### Record extracts
··········
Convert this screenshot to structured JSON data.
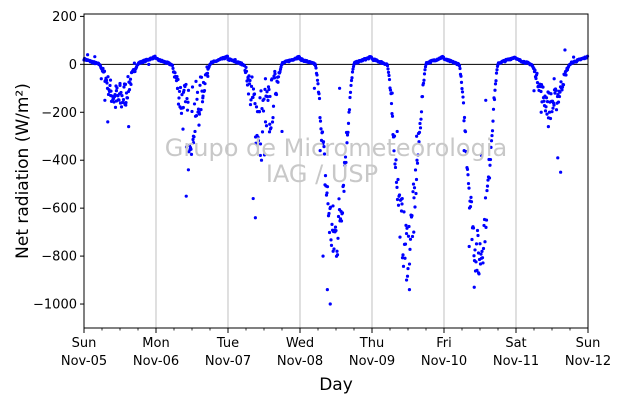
{
  "chart_data": {
    "type": "scatter",
    "title": "",
    "xlabel": "Day",
    "ylabel": "Net radiation (W/m²)",
    "xlim": [
      0,
      7
    ],
    "ylim": [
      -1100,
      210
    ],
    "yticks": [
      200,
      0,
      -200,
      -400,
      -600,
      -800,
      -1000
    ],
    "xticks": [
      {
        "x": 0,
        "day": "Sun",
        "date": "Nov-05"
      },
      {
        "x": 1,
        "day": "Mon",
        "date": "Nov-06"
      },
      {
        "x": 2,
        "day": "Tue",
        "date": "Nov-07"
      },
      {
        "x": 3,
        "day": "Wed",
        "date": "Nov-08"
      },
      {
        "x": 4,
        "day": "Thu",
        "date": "Nov-09"
      },
      {
        "x": 5,
        "day": "Fri",
        "date": "Nov-10"
      },
      {
        "x": 6,
        "day": "Sat",
        "date": "Nov-11"
      },
      {
        "x": 7,
        "day": "Sun",
        "date": "Nov-12"
      }
    ],
    "vertical_gridlines_at_x": [
      1,
      2,
      3,
      4,
      5,
      6
    ],
    "zero_line": true,
    "marker_color": "#0000ff",
    "series": [
      {
        "days": [
          {
            "start": 0,
            "end": 1,
            "peak": -150,
            "noise": 70
          },
          {
            "start": 1,
            "end": 2,
            "peak": -230,
            "noise": 150
          },
          {
            "start": 2,
            "end": 3,
            "peak": -250,
            "noise": 170
          },
          {
            "start": 3,
            "end": 4,
            "peak": -720,
            "noise": 140
          },
          {
            "start": 4,
            "end": 5,
            "peak": -760,
            "noise": 130
          },
          {
            "start": 5,
            "end": 6,
            "peak": -800,
            "noise": 110
          },
          {
            "start": 6,
            "end": 7,
            "peak": -170,
            "noise": 60
          }
        ],
        "points": [
          [
            0.05,
            40
          ],
          [
            0.15,
            32
          ],
          [
            0.24,
            -60
          ],
          [
            0.29,
            -150
          ],
          [
            0.33,
            -240
          ],
          [
            0.37,
            -130
          ],
          [
            0.45,
            -110
          ],
          [
            0.5,
            -80
          ],
          [
            0.58,
            -170
          ],
          [
            0.62,
            -260
          ],
          [
            0.7,
            5
          ],
          [
            0.9,
            0
          ],
          [
            1.3,
            -100
          ],
          [
            1.38,
            -180
          ],
          [
            1.42,
            -550
          ],
          [
            1.45,
            -440
          ],
          [
            1.52,
            -300
          ],
          [
            1.6,
            -200
          ],
          [
            1.65,
            -140
          ],
          [
            1.72,
            -50
          ],
          [
            2.1,
            20
          ],
          [
            2.28,
            -60
          ],
          [
            2.35,
            -560
          ],
          [
            2.38,
            -640
          ],
          [
            2.45,
            -380
          ],
          [
            2.52,
            -60
          ],
          [
            2.58,
            -250
          ],
          [
            2.65,
            -30
          ],
          [
            2.75,
            -280
          ],
          [
            3.2,
            -100
          ],
          [
            3.28,
            -360
          ],
          [
            3.32,
            -800
          ],
          [
            3.38,
            -940
          ],
          [
            3.42,
            -1000
          ],
          [
            3.46,
            -780
          ],
          [
            3.55,
            -100
          ],
          [
            4.28,
            -120
          ],
          [
            4.35,
            -280
          ],
          [
            4.42,
            -560
          ],
          [
            4.48,
            -900
          ],
          [
            4.52,
            -940
          ],
          [
            4.58,
            -700
          ],
          [
            4.62,
            -300
          ],
          [
            5.28,
            -360
          ],
          [
            5.35,
            -760
          ],
          [
            5.42,
            -930
          ],
          [
            5.48,
            -870
          ],
          [
            5.52,
            -380
          ],
          [
            5.58,
            -150
          ],
          [
            6.25,
            -110
          ],
          [
            6.35,
            -200
          ],
          [
            6.45,
            -260
          ],
          [
            6.53,
            -60
          ],
          [
            6.58,
            -390
          ],
          [
            6.62,
            -450
          ],
          [
            6.68,
            60
          ],
          [
            6.8,
            30
          ]
        ]
      }
    ]
  },
  "watermark": {
    "line1": "Grupo de Micrometeorologia",
    "line2": "IAG / USP"
  }
}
··········
Drop the images and quote the entries word for word.

Convert this screenshot to structured JSON data.
{
  "chart_data": {
    "type": "scatter",
    "title": "",
    "xlabel": "Day",
    "ylabel": "Net radiation (W/m²)",
    "xlim": [
      0,
      7
    ],
    "ylim": [
      -1100,
      210
    ],
    "yticks": [
      200,
      0,
      -200,
      -400,
      -600,
      -800,
      -1000
    ],
    "xticks": [
      {
        "x": 0,
        "day": "Sun",
        "date": "Nov-05"
      },
      {
        "x": 1,
        "day": "Mon",
        "date": "Nov-06"
      },
      {
        "x": 2,
        "day": "Tue",
        "date": "Nov-07"
      },
      {
        "x": 3,
        "day": "Wed",
        "date": "Nov-08"
      },
      {
        "x": 4,
        "day": "Thu",
        "date": "Nov-09"
      },
      {
        "x": 5,
        "day": "Fri",
        "date": "Nov-10"
      },
      {
        "x": 6,
        "day": "Sat",
        "date": "Nov-11"
      },
      {
        "x": 7,
        "day": "Sun",
        "date": "Nov-12"
      }
    ],
    "vertical_gridlines_at_x": [
      1,
      2,
      3,
      4,
      5,
      6
    ],
    "zero_line": true,
    "marker_color": "#0000ff",
    "series": [
      {
        "days": [
          {
            "start": 0,
            "end": 1,
            "peak": -150,
            "noise": 70
          },
          {
            "start": 1,
            "end": 2,
            "peak": -230,
            "noise": 150
          },
          {
            "start": 2,
            "end": 3,
            "peak": -250,
            "noise": 170
          },
          {
            "start": 3,
            "end": 4,
            "peak": -720,
            "noise": 140
          },
          {
            "start": 4,
            "end": 5,
            "peak": -760,
            "noise": 130
          },
          {
            "start": 5,
            "end": 6,
            "peak": -800,
            "noise": 110
          },
          {
            "start": 6,
            "end": 7,
            "peak": -170,
            "noise": 60
          }
        ],
        "points": [
          [
            0.05,
            40
          ],
          [
            0.15,
            32
          ],
          [
            0.24,
            -60
          ],
          [
            0.29,
            -150
          ],
          [
            0.33,
            -240
          ],
          [
            0.37,
            -130
          ],
          [
            0.45,
            -110
          ],
          [
            0.5,
            -80
          ],
          [
            0.58,
            -170
          ],
          [
            0.62,
            -260
          ],
          [
            0.7,
            5
          ],
          [
            0.9,
            0
          ],
          [
            1.3,
            -100
          ],
          [
            1.38,
            -180
          ],
          [
            1.42,
            -550
          ],
          [
            1.45,
            -440
          ],
          [
            1.52,
            -300
          ],
          [
            1.6,
            -200
          ],
          [
            1.65,
            -140
          ],
          [
            1.72,
            -50
          ],
          [
            2.1,
            20
          ],
          [
            2.28,
            -60
          ],
          [
            2.35,
            -560
          ],
          [
            2.38,
            -640
          ],
          [
            2.45,
            -380
          ],
          [
            2.52,
            -60
          ],
          [
            2.58,
            -250
          ],
          [
            2.65,
            -30
          ],
          [
            2.75,
            -280
          ],
          [
            3.2,
            -100
          ],
          [
            3.28,
            -360
          ],
          [
            3.32,
            -800
          ],
          [
            3.38,
            -940
          ],
          [
            3.42,
            -1000
          ],
          [
            3.46,
            -780
          ],
          [
            3.55,
            -100
          ],
          [
            4.28,
            -120
          ],
          [
            4.35,
            -280
          ],
          [
            4.42,
            -560
          ],
          [
            4.48,
            -900
          ],
          [
            4.52,
            -940
          ],
          [
            4.58,
            -700
          ],
          [
            4.62,
            -300
          ],
          [
            5.28,
            -360
          ],
          [
            5.35,
            -760
          ],
          [
            5.42,
            -930
          ],
          [
            5.48,
            -870
          ],
          [
            5.52,
            -380
          ],
          [
            5.58,
            -150
          ],
          [
            6.25,
            -110
          ],
          [
            6.35,
            -200
          ],
          [
            6.45,
            -260
          ],
          [
            6.53,
            -60
          ],
          [
            6.58,
            -390
          ],
          [
            6.62,
            -450
          ],
          [
            6.68,
            60
          ],
          [
            6.8,
            30
          ]
        ]
      }
    ]
  },
  "watermark": {
    "line1": "Grupo de Micrometeorologia",
    "line2": "IAG / USP"
  }
}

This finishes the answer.